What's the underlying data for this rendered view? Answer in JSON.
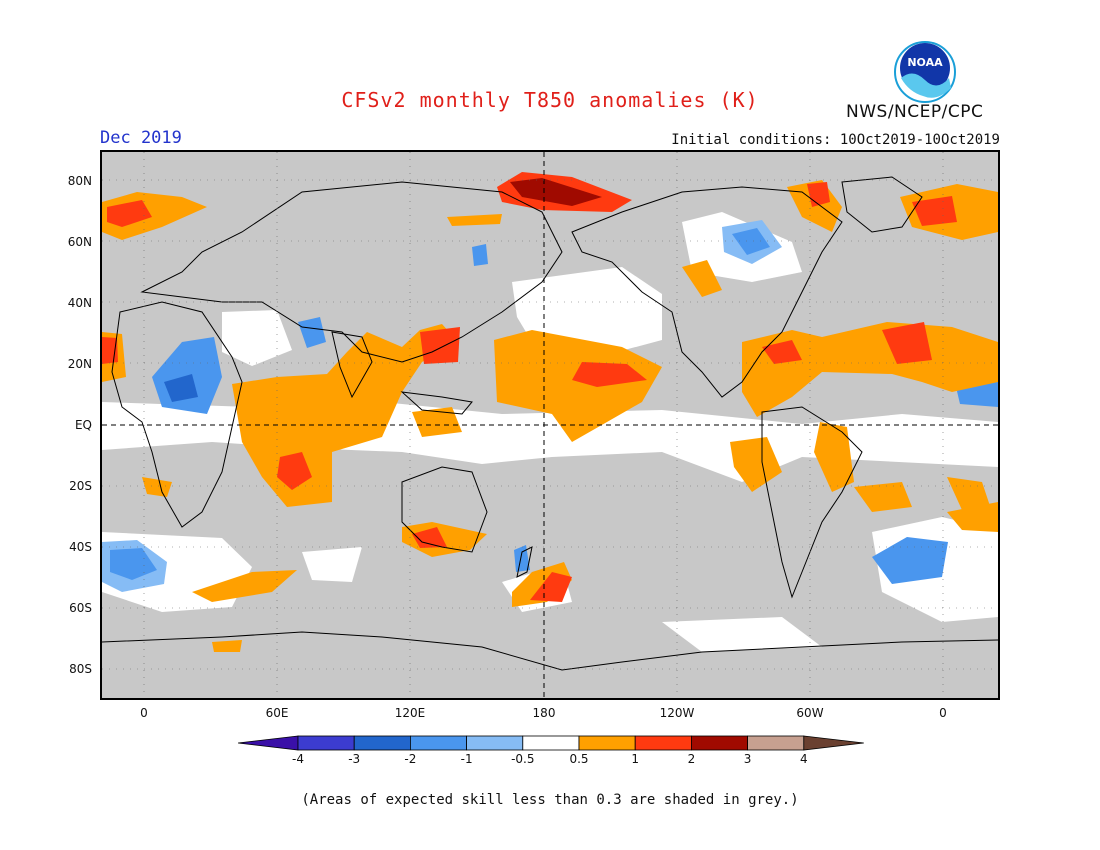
{
  "title": "CFSv2 monthly T850 anomalies (K)",
  "org": "NWS/NCEP/CPC",
  "logo_text": "NOAA",
  "date_label": "Dec 2019",
  "initial_conditions": "Initial conditions: 10Oct2019-10Oct2019",
  "footnote": "(Areas of expected skill less than 0.3 are shaded in grey.)",
  "lat_labels": [
    "80N",
    "60N",
    "40N",
    "20N",
    "EQ",
    "20S",
    "40S",
    "60S",
    "80S"
  ],
  "lon_labels": [
    "0",
    "60E",
    "120E",
    "180",
    "120W",
    "60W",
    "0"
  ],
  "colorbar": {
    "ticks": [
      "-4",
      "-3",
      "-2",
      "-1",
      "-0.5",
      "0.5",
      "1",
      "2",
      "3",
      "4"
    ],
    "colors": [
      "#3a10a8",
      "#3c3cd0",
      "#2266cc",
      "#4a96ee",
      "#86bcf5",
      "#ffffff",
      "#ffa000",
      "#ff3a10",
      "#a00a00",
      "#c7a090",
      "#6a4030"
    ]
  },
  "colors": {
    "skill_grey": "#c8c8c8",
    "title_red": "#e0201a",
    "date_blue": "#2233cc"
  }
}
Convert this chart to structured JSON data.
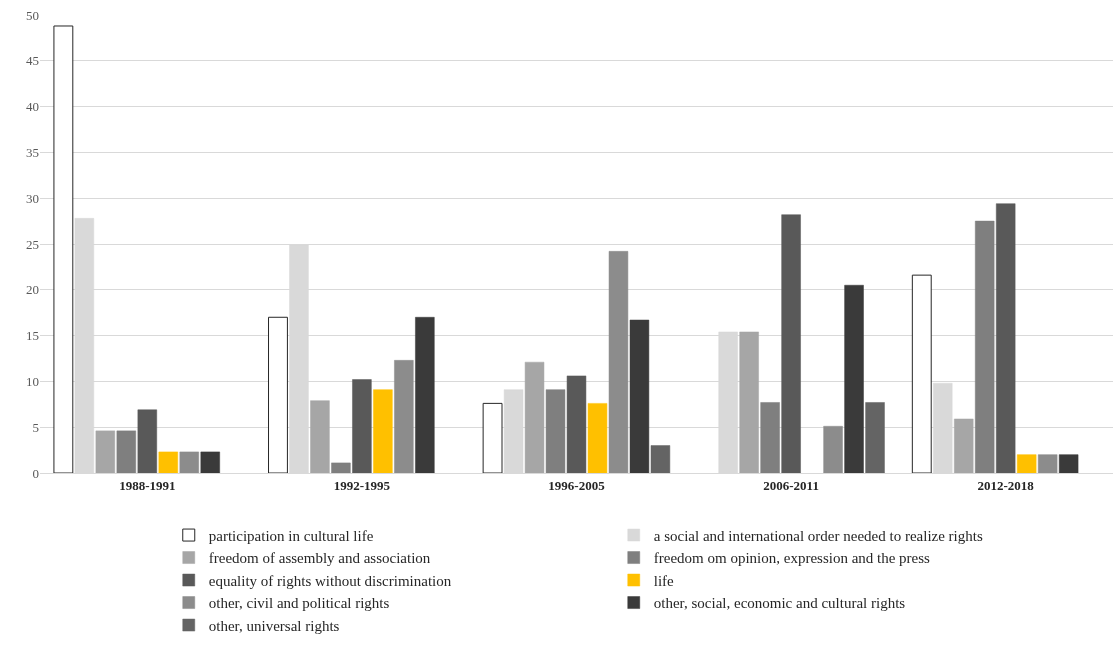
* * * *
> **GIVEN PROBLEM**
Reproduce the full listing above verbatim, with no pictures included.

> **RESULT FOR THIS EXERCISE**
What's the underlying data for this rendered view? Answer in JSON.
{
  "title": "CFSv2 monthly T850 anomalies (K)",
  "org": "NWS/NCEP/CPC",
  "logo_text": "NOAA",
  "date_label": "Dec 2019",
  "initial_conditions": "Initial conditions: 10Oct2019-10Oct2019",
  "footnote": "(Areas of expected skill less than 0.3 are shaded in grey.)",
  "lat_labels": [
    "80N",
    "60N",
    "40N",
    "20N",
    "EQ",
    "20S",
    "40S",
    "60S",
    "80S"
  ],
  "lon_labels": [
    "0",
    "60E",
    "120E",
    "180",
    "120W",
    "60W",
    "0"
  ],
  "colorbar": {
    "ticks": [
      "-4",
      "-3",
      "-2",
      "-1",
      "-0.5",
      "0.5",
      "1",
      "2",
      "3",
      "4"
    ],
    "colors": [
      "#3a10a8",
      "#3c3cd0",
      "#2266cc",
      "#4a96ee",
      "#86bcf5",
      "#ffffff",
      "#ffa000",
      "#ff3a10",
      "#a00a00",
      "#c7a090",
      "#6a4030"
    ]
  },
  "colors": {
    "skill_grey": "#c8c8c8",
    "title_red": "#e0201a",
    "date_blue": "#2233cc"
  }
}
Convert this chart to structured JSON data.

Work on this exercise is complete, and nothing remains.